APPLY WHAT YOU READ =>
[1] In the College GameDay article, why does Lee Fitting say he is not bothered by fans objecting to Kenny Chesney as the celebrity picker? Answer in one to three sentences.
[2] According to the College GameDay article, how many times has the GameDay crew come to Columbia, and how many of those visits are on the Horseshoe?
[3] Pick up the article about College GameDay at the Horseshoe after its last sentence and keep writing it.

TEXT =>
■ ■ ■

The Horseshoe stands out: to students, to parents, to faculty and especially to ESPN’s College GameDay.
After seeing the buildings and the trees and the history associated with the grounds, the program has bookmarked the University of South Carolina as a frequent destination to broadcast from.
The crew rolled onto the Horseshoe Thursday ready to set up for what Senior Producer of College GameDay Lee Fitting says is “the ideal backdrop for GameDay.”
“The people, the energy is picture-perfect out there,” he said. “We travel around the country and I’ve been doing this for the past 11 years, people ask me what’s the ideal backdrop for GameDay and I always reference the Horseshoe. It’s sort of a movie set, it’s perfect.”
This marks the seventh time the GameDay crew has come to Columbia, but it’s just the third time they will be allowed to set up on the Horseshoe.
According to analyst Kirk Herbstreit, the real estate on the University of South Carolina’s most iconic stretch of land has multiplied the experience for everyone involved.
“We used to come here and be in that parking lot and it didn’t quite have the same kind of vibe or feel,” he said. “But since we’ve moved here, this is a great energy. These are great fans.”
The first time GameDay descended on the Horseshoe was in 2010, when Alabama came to Columbia as the No. 1 team in the country.
Two years later, South Carolina’s top-10 clash with Georgia was the backdrop for ESPN’s Saturday morning production.
The Gamecocks won on both occasions, and they’ll look to make it three in a row when they take on Missouri.
Earlier this week, GameDay selected Kenny Chesney as their celebrity picker to predict the outcomes of this week’s games, including the South Carolina game.
The pick came with some backlash with fans saying that since Chesney is a Tennessee fan he shouldn’t be picking for the South Carolina game. Fitting said that he’s glad to have such a big artist coming for the show and that he didn’t lose any sleep over the fan response.
“It’s a very small majority of people that have an issue with it,” Fitting said. “He’s a top-five musician in the world. Why wouldn’t you have him on the show? There’s no rule that says he has to be tied to the school; that’s a crazy fan mentality thing.”

■ ■ ■

RECORDED INFORMATION =>
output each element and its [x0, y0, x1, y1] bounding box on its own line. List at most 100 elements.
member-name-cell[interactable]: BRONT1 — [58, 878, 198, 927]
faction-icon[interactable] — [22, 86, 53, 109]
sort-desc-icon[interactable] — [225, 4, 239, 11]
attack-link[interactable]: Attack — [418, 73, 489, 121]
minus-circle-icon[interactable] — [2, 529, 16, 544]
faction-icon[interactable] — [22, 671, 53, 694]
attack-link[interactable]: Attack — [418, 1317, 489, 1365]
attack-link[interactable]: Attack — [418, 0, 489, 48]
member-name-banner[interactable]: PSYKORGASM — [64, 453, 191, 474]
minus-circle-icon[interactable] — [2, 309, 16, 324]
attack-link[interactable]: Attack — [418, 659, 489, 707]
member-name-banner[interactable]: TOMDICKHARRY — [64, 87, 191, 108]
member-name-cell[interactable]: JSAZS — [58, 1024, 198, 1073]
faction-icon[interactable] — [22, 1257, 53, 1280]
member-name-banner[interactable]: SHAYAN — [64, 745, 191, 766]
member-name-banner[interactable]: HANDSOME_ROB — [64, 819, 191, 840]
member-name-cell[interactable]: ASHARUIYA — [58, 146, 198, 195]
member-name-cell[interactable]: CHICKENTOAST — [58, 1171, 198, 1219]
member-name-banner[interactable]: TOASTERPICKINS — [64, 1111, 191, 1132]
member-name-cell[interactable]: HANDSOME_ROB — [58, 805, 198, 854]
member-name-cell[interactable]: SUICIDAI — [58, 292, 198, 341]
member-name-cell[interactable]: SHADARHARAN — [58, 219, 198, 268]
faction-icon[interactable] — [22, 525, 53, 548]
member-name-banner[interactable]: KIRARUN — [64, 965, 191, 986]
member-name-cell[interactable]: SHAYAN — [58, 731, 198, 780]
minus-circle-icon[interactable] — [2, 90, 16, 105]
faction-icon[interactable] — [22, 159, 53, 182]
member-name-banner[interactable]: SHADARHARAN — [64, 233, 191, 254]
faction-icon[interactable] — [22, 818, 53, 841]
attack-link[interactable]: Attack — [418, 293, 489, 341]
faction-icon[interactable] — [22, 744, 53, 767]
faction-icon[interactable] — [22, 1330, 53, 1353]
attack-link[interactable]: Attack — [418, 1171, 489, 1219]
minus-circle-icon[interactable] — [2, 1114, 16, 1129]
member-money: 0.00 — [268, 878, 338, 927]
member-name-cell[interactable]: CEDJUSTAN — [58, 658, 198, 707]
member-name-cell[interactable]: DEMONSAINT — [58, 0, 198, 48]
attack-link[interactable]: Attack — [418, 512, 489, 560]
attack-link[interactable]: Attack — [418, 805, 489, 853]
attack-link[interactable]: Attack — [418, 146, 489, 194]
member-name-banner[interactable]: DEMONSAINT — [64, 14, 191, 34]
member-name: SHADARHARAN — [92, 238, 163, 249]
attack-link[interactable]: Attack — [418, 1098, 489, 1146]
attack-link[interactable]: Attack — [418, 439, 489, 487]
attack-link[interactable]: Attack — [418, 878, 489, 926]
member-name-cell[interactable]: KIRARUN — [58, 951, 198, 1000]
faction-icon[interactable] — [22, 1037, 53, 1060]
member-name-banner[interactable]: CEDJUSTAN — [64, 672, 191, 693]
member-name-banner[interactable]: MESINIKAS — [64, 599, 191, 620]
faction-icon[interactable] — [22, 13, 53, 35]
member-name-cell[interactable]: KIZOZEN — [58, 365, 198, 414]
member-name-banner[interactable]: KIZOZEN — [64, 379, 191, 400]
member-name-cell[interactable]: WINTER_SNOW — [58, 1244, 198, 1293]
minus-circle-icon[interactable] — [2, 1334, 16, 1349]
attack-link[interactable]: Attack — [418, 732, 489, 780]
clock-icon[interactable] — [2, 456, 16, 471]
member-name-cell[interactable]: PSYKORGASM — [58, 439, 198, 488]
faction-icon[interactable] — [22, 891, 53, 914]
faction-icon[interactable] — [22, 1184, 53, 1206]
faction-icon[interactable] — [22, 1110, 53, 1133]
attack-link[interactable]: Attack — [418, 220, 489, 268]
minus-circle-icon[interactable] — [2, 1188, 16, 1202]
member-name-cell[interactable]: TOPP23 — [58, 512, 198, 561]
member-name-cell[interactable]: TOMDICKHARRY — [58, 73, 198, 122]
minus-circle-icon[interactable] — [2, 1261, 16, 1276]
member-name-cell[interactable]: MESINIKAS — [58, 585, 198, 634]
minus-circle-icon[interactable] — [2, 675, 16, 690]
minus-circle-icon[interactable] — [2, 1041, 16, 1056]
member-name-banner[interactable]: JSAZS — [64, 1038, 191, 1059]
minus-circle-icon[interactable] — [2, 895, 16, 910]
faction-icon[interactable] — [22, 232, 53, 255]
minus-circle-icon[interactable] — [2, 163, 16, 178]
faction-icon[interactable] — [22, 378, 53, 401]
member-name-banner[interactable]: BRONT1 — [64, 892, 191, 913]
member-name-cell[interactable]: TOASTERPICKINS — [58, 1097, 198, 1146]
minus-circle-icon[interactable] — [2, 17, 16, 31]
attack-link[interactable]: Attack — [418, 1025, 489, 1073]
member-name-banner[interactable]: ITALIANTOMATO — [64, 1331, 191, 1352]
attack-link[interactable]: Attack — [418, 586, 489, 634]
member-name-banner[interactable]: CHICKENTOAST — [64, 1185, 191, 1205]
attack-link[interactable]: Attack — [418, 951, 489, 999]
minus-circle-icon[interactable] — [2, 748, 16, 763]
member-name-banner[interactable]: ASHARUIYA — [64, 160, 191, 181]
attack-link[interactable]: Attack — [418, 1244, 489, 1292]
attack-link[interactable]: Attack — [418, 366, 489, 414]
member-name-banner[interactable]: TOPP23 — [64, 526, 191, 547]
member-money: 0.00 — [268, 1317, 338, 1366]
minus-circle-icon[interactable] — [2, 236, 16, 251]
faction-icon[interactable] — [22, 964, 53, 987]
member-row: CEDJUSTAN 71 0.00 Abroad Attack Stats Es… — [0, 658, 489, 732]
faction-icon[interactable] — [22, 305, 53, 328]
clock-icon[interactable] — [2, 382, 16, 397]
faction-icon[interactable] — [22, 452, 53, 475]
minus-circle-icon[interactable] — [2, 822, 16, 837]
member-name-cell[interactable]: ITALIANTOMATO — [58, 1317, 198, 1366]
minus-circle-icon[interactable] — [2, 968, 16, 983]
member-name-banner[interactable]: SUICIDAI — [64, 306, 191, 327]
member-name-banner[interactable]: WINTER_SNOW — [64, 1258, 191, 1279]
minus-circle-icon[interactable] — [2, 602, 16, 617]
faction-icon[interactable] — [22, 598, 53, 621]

■ ■ ■

TASK ANSWERS =>
[1] Fitting says only a very small majority of people have an issue with the choice. He calls Chesney a top-five musician in the world and says no rule requires a guest to be tied to the school.

[2] This is the crew's seventh visit to Columbia, and only the third time it will set up on the Horseshoe.

[3]
Chesney has ties to head coach Steve Spurrier. He narrated a documentary about Spurrier and he’s is close friends with the Head Ball Coach.
Fitting said that Chesney is a big college football fan and can talk about the games in an “educated manner” when making his picks. Fitting also said that it’s good to have both GameDay and an award-winning artist on campus.
“It’s a good thing for them too,” Fitting said. “Kenny Chesney on the Horseshoe—I don’t see the bad in that. If I’m running the school and Kenny Chesney and GameDay are here together, I’m like, ‘Sign me up.’”
Both teams have seen their fair share of ups and downs this season, but South Carolina is the one that finds itself inside the top-25. And despite the Gamecocks No. 13 ranking, Herbstreit sees an even higher ceiling for the team.
“When I look at South Carolina, I see a team with a ton of potential,” he said. “I see a team that, offensively, is going to be able to score a lot of points. The defense has really surprised me.”
The reality for current South Carolina students and fans is that the Gamecocks have a standing reservation among the top teams in the nation.
But that hasn’t always been the case.
GameDay contributor and former Georgia defensive lineman David Pollack has had South Carolina on his radar for decades because of his SEC connection. And he remembers those dark days in Columbia.
From Pollack’s perspective, GameDay’s presence in Columbia will just be icing on the cake for the rabid South Carolina fan base.
And Saturday night at Williams-Brice, the atmosphere will be electric.
Just it is every other week, and just it’s always been.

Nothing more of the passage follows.